● Aim of the task: Find every line in the records below that holds the word "紧随步子的节奏" and copy it.

(A run of records)
□ □ □ □
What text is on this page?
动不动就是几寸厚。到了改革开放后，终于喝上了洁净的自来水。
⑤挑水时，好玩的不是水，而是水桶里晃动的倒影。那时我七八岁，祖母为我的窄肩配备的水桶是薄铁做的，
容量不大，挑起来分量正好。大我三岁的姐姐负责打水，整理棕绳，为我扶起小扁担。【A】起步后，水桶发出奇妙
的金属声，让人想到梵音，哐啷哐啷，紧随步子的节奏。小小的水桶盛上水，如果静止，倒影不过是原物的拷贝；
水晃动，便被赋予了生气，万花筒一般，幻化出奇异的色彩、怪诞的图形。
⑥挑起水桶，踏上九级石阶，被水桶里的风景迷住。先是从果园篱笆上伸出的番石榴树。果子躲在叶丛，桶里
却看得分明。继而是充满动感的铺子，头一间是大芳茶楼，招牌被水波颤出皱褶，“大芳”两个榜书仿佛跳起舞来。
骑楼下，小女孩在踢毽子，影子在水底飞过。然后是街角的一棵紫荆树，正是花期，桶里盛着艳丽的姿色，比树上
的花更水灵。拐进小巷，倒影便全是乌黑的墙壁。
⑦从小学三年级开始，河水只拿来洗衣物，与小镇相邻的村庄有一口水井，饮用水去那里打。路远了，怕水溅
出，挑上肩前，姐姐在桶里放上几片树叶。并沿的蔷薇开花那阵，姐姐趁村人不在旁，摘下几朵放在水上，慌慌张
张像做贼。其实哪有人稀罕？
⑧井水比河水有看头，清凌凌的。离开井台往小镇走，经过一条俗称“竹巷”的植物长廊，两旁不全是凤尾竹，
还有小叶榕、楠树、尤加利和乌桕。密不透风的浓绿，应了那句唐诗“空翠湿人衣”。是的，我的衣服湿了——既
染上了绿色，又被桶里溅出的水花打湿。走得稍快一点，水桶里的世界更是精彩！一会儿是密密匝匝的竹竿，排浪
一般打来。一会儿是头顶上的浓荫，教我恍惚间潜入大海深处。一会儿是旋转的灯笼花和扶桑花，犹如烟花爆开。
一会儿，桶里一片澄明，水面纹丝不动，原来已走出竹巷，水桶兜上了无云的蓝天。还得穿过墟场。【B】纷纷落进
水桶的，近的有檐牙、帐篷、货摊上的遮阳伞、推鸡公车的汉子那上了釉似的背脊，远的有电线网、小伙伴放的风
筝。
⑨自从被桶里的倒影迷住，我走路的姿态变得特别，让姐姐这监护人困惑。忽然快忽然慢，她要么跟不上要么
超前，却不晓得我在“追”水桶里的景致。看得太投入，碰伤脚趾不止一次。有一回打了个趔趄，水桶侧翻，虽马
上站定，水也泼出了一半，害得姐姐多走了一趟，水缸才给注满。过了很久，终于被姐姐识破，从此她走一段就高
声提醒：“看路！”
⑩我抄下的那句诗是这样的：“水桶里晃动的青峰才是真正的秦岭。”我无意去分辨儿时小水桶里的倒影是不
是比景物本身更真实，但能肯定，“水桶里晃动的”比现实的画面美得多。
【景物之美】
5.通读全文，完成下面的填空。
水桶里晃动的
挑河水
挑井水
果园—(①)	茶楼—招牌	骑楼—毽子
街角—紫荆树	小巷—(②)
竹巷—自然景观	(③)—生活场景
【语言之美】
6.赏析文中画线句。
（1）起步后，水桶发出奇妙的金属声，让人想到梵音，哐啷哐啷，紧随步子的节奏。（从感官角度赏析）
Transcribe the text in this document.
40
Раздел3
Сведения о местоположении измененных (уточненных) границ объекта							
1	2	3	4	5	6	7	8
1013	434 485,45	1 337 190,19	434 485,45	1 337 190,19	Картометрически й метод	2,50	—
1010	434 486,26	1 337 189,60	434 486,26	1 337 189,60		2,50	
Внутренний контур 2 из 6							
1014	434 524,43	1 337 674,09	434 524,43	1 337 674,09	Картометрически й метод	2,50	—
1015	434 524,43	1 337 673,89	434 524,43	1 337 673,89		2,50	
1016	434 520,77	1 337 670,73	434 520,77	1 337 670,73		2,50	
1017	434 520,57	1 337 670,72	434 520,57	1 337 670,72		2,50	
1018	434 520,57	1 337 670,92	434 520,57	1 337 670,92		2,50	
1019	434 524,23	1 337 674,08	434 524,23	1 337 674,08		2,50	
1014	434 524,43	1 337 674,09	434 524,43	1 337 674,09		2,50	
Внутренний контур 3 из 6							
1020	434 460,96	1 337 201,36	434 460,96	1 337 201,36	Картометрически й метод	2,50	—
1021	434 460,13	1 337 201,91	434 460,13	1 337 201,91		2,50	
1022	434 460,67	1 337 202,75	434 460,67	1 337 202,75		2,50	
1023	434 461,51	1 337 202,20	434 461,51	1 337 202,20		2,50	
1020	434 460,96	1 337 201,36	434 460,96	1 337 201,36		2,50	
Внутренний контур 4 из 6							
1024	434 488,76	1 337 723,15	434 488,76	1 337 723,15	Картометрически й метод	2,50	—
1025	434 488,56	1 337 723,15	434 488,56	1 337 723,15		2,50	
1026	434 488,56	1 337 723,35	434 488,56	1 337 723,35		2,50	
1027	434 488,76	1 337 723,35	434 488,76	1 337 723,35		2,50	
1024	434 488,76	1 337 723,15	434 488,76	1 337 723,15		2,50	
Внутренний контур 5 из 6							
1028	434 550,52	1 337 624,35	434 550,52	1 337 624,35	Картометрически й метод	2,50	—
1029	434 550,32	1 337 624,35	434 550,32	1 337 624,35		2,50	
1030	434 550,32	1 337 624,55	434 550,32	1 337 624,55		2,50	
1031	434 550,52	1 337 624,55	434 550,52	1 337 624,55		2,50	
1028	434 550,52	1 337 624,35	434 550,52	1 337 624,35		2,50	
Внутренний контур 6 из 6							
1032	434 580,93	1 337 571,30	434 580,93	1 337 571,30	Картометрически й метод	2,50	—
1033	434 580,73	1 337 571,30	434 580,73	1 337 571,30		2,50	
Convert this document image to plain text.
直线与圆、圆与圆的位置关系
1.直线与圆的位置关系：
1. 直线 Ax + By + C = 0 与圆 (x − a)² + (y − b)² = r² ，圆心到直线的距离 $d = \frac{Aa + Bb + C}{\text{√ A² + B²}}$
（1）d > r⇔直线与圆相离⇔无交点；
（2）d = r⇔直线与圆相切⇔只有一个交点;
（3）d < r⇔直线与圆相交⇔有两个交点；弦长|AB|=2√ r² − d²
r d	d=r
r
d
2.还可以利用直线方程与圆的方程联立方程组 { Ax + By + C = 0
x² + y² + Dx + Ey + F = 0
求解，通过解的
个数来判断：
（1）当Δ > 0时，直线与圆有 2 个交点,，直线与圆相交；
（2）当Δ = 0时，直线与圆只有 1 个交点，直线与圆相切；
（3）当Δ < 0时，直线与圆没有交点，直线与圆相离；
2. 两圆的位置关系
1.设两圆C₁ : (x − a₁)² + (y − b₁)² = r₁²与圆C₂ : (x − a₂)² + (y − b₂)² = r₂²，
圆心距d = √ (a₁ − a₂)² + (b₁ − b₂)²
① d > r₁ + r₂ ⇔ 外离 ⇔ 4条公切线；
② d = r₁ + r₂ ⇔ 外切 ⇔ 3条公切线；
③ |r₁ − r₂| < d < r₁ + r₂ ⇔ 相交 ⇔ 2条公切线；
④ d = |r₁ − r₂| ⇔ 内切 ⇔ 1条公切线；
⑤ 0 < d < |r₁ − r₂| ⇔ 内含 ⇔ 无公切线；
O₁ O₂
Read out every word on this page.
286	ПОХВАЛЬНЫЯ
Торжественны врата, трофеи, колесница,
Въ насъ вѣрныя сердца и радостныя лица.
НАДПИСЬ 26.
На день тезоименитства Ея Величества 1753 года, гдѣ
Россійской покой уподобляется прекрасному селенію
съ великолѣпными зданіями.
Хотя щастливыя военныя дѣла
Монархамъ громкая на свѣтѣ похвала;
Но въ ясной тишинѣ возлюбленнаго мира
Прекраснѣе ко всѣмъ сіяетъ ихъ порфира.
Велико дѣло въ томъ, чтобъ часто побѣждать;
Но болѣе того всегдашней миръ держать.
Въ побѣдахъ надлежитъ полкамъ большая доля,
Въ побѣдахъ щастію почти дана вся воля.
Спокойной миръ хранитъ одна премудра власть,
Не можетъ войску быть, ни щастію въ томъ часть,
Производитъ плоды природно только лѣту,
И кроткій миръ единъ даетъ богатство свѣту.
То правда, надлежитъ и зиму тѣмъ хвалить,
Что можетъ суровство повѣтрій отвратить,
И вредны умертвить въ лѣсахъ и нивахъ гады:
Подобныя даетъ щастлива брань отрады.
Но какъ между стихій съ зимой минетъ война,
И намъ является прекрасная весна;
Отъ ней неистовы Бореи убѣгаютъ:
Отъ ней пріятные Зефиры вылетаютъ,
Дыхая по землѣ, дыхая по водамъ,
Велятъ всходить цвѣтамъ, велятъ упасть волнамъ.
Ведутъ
□ □ □ □
● Exercise answer:
的金属声，让人想到梵音，哐啷哐啷，紧随步子的节奏。小小的水桶盛上水，如果静止，倒影不过是原物的拷贝；
（1）起步后，水桶发出奇妙的金属声，让人想到梵音，哐啷哐啷，紧随步子的节奏。（从感官角度赏析）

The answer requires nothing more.